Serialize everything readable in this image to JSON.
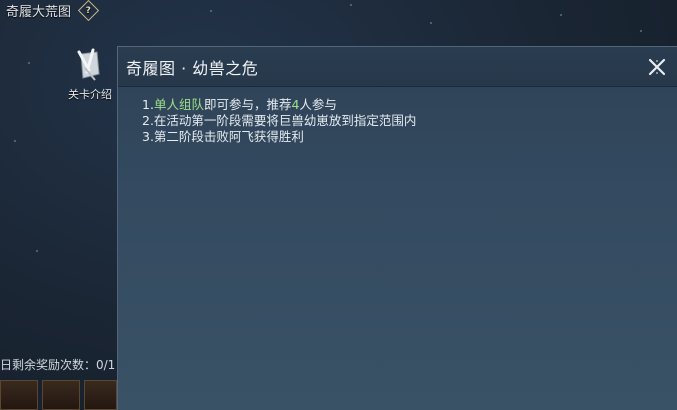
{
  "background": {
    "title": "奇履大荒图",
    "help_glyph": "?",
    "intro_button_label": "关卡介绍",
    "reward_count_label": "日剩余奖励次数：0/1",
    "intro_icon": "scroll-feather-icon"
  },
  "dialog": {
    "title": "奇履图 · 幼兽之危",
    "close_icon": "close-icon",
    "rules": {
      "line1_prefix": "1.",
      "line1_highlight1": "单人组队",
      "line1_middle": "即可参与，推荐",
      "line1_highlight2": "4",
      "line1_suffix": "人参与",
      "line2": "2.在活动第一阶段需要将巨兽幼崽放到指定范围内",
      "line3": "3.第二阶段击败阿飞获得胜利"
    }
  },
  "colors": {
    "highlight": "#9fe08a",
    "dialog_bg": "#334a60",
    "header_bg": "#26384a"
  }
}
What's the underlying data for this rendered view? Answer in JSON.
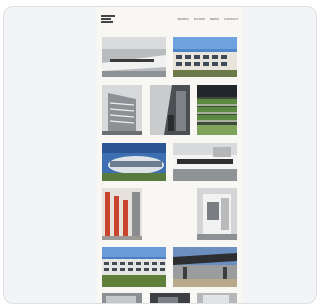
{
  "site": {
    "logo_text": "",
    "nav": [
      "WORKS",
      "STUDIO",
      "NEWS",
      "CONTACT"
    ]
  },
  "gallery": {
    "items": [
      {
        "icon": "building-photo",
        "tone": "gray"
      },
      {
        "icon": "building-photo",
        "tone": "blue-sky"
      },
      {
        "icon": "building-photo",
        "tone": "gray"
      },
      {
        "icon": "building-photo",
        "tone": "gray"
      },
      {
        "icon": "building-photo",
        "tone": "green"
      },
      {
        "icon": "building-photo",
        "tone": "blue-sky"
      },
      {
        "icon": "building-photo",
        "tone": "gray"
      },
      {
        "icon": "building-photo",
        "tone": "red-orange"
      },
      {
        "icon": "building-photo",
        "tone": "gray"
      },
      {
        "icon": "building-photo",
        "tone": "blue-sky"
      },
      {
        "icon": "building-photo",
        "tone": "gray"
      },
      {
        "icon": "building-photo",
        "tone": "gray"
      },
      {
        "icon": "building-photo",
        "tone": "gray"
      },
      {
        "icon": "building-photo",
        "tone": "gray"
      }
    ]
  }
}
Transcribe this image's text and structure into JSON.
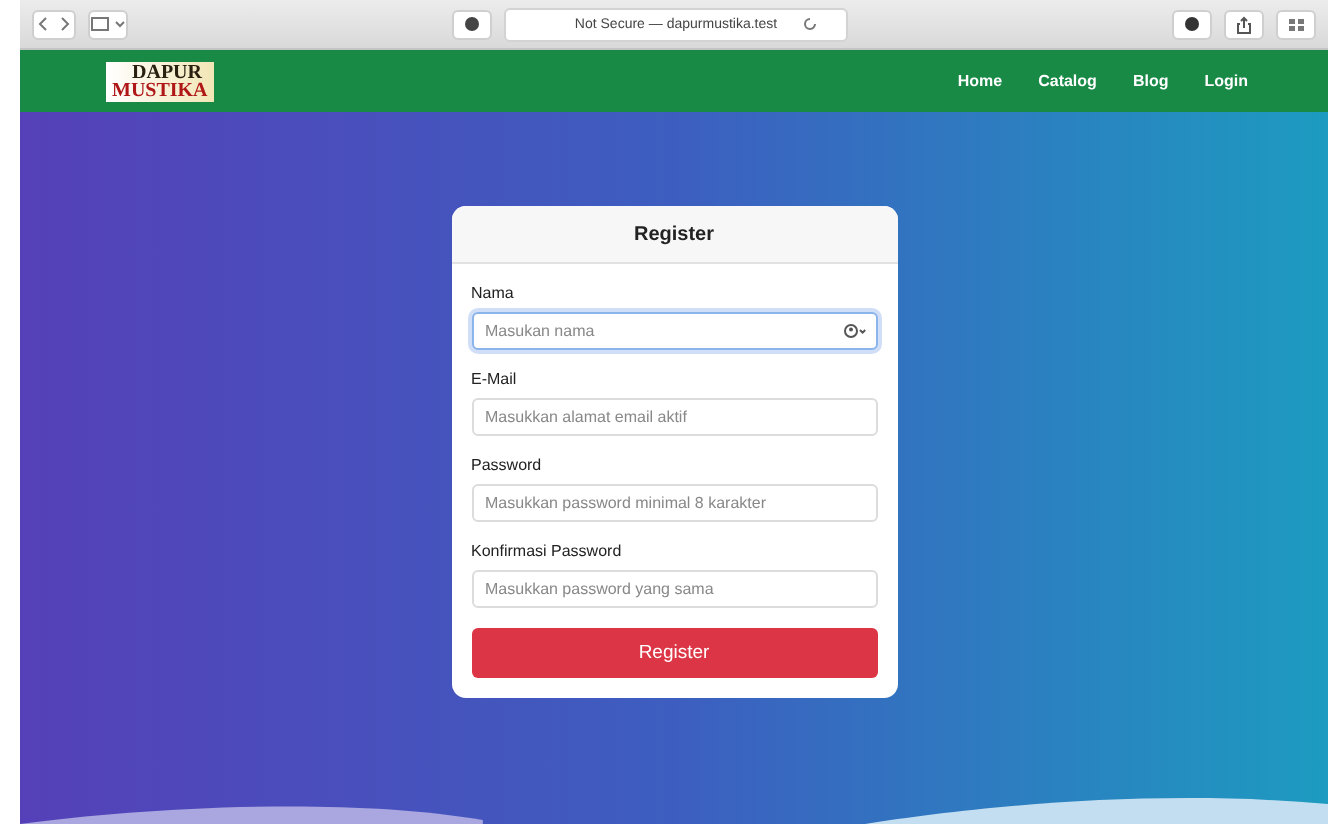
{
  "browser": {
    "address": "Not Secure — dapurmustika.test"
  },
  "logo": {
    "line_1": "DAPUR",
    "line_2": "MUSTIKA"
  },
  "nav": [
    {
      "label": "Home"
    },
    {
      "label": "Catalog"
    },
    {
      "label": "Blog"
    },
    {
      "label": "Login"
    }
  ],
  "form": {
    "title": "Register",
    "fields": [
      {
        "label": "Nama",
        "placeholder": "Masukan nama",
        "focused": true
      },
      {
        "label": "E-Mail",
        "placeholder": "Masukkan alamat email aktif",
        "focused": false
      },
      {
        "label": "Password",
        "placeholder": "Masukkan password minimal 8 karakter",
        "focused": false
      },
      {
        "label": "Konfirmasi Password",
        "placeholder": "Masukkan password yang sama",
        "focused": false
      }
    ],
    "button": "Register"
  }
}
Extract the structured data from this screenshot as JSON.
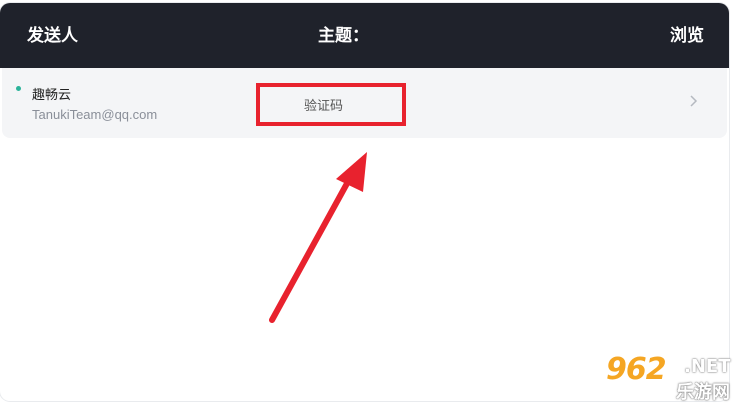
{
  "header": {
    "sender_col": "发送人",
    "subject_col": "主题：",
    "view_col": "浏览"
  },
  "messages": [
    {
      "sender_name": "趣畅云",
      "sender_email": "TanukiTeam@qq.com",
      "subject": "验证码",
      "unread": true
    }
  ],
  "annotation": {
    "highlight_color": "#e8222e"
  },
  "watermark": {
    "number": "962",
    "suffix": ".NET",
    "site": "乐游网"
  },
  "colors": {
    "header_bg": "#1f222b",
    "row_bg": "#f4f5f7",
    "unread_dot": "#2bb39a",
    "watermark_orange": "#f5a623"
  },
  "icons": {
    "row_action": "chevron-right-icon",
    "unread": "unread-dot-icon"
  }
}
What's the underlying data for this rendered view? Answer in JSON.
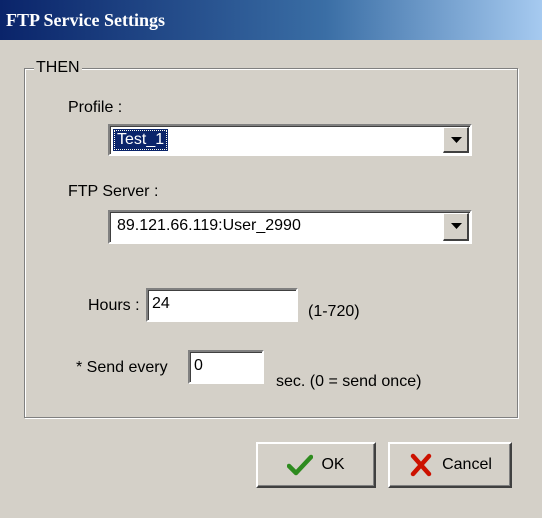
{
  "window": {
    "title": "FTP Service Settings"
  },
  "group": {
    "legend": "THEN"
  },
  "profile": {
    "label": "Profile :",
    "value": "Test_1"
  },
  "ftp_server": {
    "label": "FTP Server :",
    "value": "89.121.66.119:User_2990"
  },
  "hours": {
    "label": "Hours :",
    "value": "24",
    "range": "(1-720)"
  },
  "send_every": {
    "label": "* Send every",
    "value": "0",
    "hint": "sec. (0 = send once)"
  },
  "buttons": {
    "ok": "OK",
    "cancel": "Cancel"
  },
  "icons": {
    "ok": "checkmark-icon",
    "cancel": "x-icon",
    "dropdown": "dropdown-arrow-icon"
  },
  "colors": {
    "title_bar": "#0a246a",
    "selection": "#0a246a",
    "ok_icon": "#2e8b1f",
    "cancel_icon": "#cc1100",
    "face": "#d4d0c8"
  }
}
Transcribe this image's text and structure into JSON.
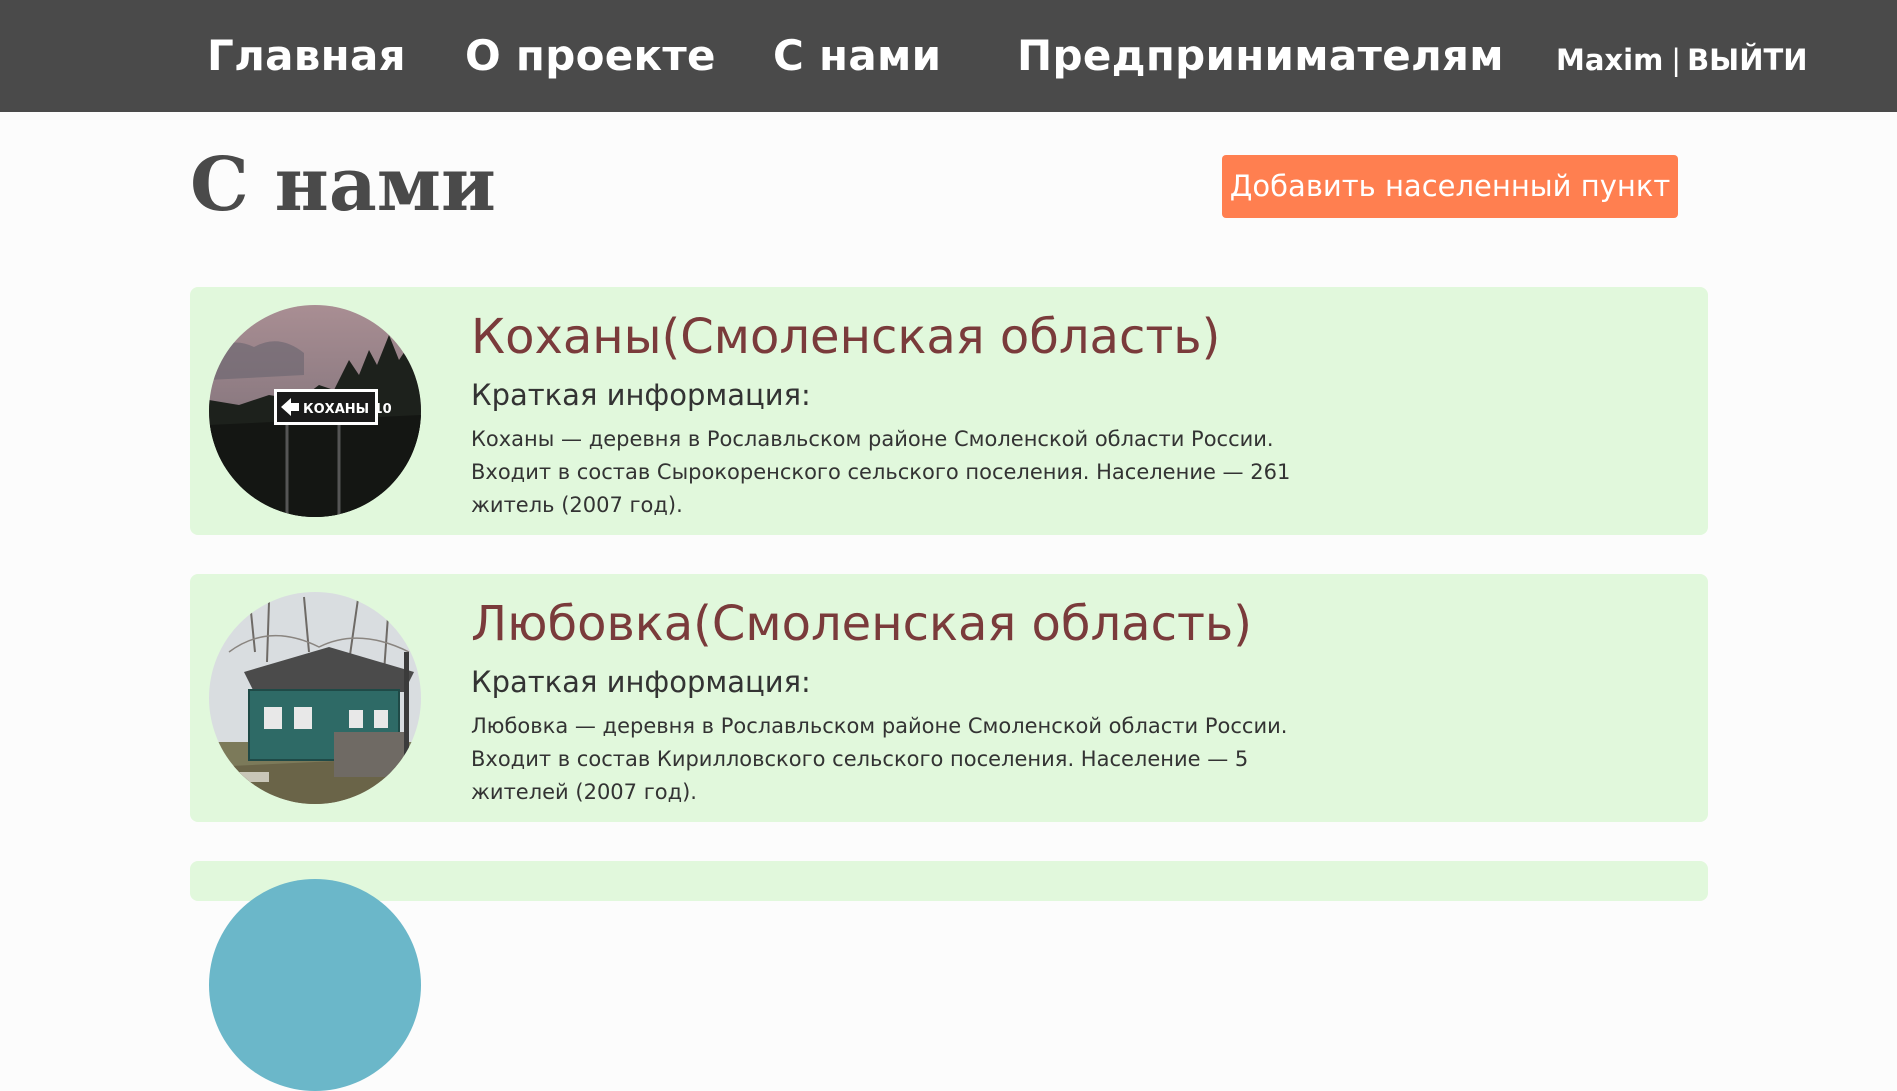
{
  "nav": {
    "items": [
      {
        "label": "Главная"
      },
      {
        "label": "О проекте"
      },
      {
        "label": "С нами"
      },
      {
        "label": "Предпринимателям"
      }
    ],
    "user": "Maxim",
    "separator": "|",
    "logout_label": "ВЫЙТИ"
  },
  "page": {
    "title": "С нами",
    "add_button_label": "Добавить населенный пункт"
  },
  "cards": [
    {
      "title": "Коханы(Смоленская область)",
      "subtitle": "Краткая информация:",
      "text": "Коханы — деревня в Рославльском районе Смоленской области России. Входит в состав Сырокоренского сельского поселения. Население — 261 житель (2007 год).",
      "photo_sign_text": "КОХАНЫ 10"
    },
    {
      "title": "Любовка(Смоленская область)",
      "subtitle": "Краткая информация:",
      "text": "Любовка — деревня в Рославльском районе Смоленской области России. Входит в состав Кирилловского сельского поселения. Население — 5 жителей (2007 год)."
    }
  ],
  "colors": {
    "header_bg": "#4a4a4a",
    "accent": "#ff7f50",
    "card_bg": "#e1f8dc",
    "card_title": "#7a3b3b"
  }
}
========
> Required task: Determine the number of lines in the listing that contain the string "состав". Write that number and nothing else.

> Result below: 2